* WRITTEN TASK
Among the entries below, find how many lines carry the word "what" and state only that figure.

╭─ TASK DATA

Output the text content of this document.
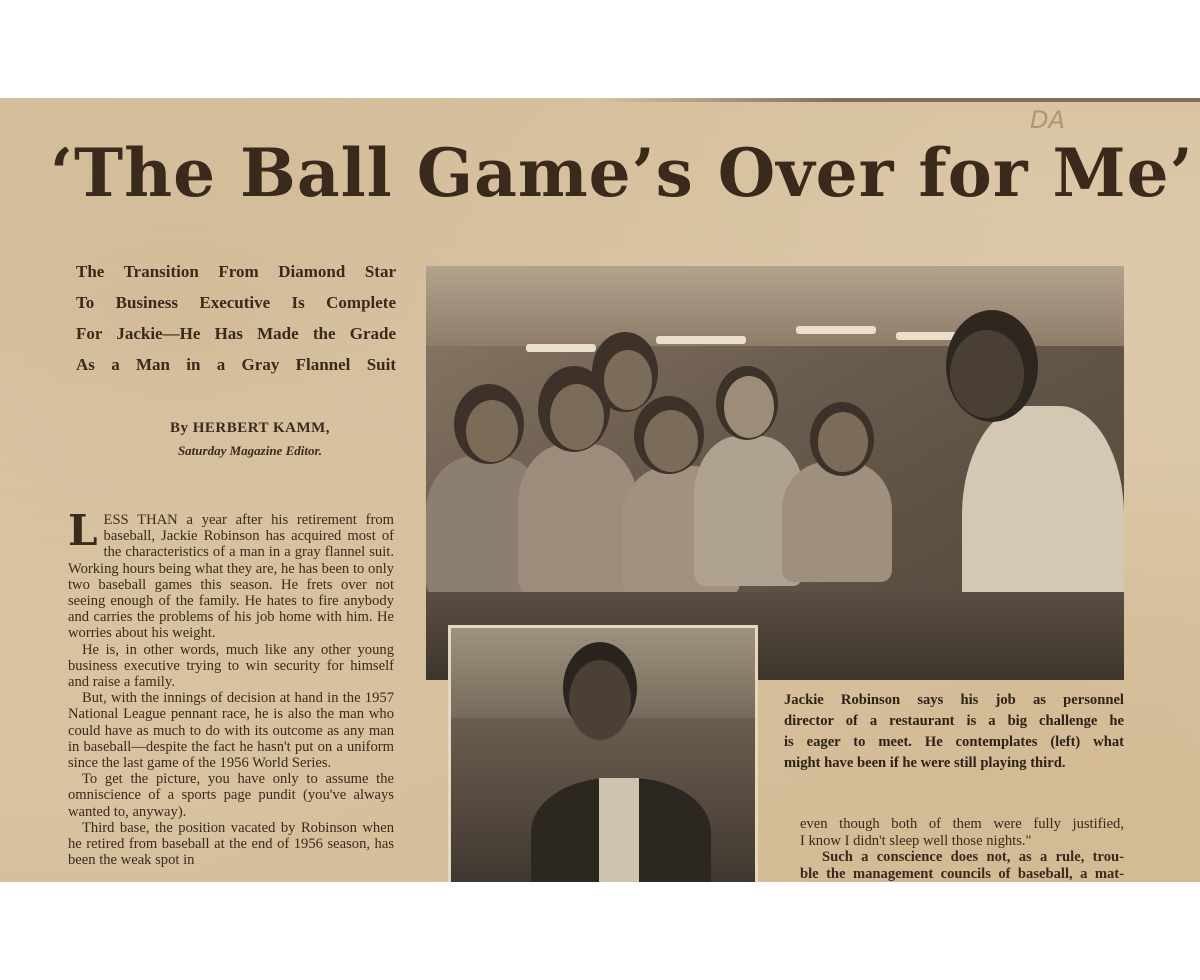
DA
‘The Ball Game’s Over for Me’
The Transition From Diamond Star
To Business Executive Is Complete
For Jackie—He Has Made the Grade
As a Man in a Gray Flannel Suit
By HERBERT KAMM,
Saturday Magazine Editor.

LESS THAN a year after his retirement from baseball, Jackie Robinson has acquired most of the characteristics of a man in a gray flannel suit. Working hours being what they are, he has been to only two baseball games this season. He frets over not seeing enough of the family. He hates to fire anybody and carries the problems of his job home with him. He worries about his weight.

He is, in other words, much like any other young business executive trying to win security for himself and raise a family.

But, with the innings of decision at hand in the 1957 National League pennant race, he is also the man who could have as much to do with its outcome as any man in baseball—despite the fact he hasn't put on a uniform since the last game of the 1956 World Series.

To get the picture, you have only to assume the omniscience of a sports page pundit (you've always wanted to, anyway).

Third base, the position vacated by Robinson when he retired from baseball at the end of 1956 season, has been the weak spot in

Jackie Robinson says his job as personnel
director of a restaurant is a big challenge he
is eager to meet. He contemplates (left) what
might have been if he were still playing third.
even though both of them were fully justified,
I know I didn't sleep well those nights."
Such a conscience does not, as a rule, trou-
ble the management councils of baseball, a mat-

╰─
╭─ TASK DATA

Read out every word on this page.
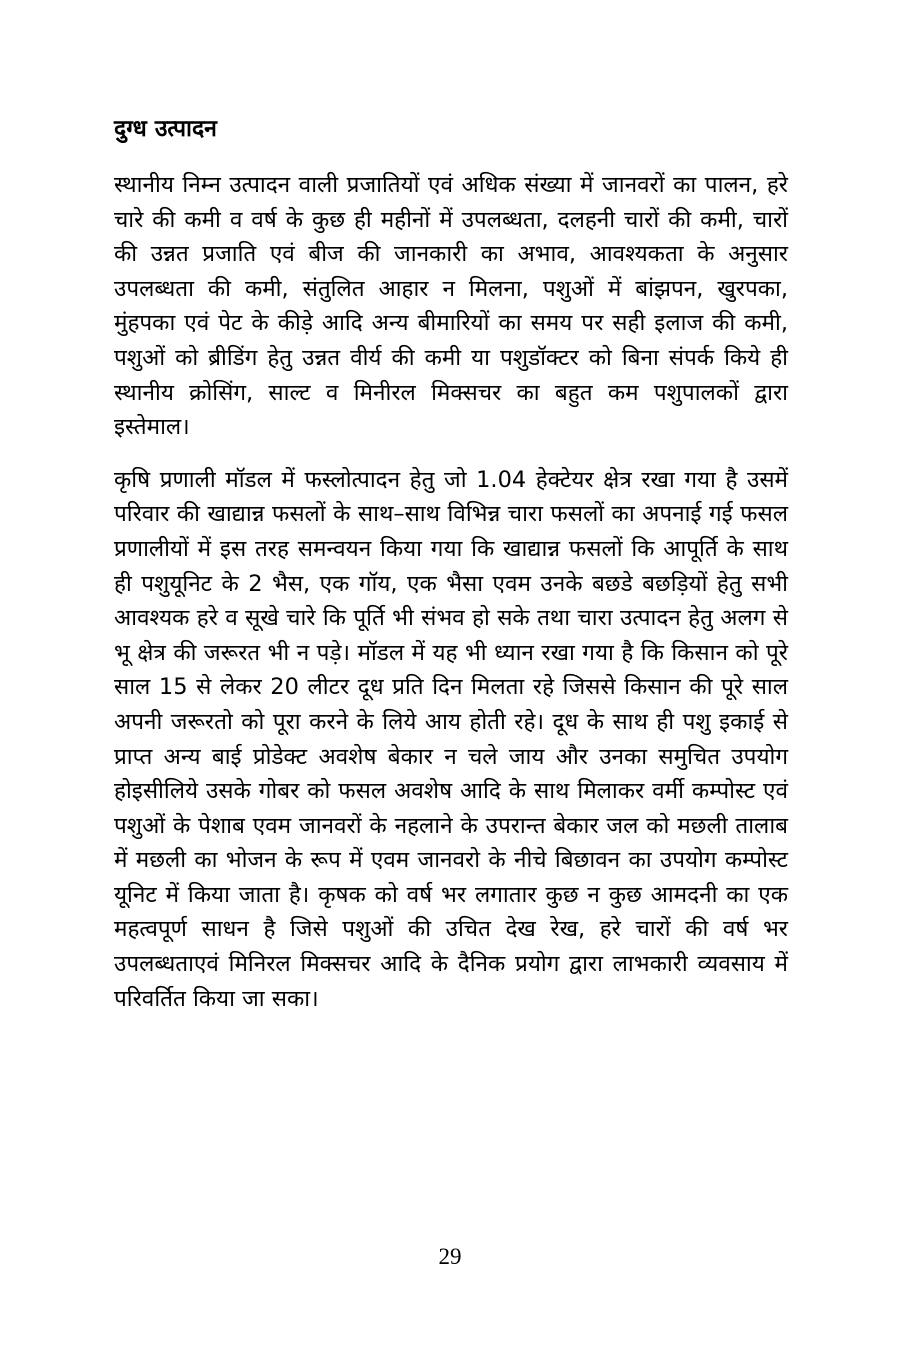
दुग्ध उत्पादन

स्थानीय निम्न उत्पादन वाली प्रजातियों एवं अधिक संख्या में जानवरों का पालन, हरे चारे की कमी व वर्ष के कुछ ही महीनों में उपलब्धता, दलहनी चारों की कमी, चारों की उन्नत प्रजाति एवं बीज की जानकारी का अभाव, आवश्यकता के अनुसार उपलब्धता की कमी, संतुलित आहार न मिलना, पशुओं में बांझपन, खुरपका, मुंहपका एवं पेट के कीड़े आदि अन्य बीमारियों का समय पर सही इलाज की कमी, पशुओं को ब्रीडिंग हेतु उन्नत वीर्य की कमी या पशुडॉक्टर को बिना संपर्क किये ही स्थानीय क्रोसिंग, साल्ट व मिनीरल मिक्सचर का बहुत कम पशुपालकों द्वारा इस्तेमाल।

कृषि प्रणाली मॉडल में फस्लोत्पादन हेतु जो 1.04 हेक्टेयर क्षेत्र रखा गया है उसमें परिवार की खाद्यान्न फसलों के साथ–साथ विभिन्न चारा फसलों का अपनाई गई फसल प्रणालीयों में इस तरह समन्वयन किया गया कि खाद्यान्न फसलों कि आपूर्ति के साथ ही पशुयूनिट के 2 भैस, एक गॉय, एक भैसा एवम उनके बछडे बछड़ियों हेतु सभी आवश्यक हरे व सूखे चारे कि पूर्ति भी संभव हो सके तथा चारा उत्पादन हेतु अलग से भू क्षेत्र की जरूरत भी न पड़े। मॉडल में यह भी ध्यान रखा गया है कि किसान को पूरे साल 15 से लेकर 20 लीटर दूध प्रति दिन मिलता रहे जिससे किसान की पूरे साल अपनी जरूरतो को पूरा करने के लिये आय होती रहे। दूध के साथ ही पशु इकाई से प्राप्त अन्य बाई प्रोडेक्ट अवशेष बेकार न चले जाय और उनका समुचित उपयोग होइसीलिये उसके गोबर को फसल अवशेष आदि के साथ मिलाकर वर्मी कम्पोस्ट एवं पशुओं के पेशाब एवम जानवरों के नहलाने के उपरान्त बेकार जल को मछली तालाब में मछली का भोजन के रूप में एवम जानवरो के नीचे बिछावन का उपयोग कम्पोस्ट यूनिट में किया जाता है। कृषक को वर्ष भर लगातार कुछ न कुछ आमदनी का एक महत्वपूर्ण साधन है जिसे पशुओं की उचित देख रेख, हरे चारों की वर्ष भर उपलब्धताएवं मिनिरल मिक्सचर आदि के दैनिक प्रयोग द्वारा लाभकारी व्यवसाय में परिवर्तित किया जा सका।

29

╰─

* THE RESPONSE
2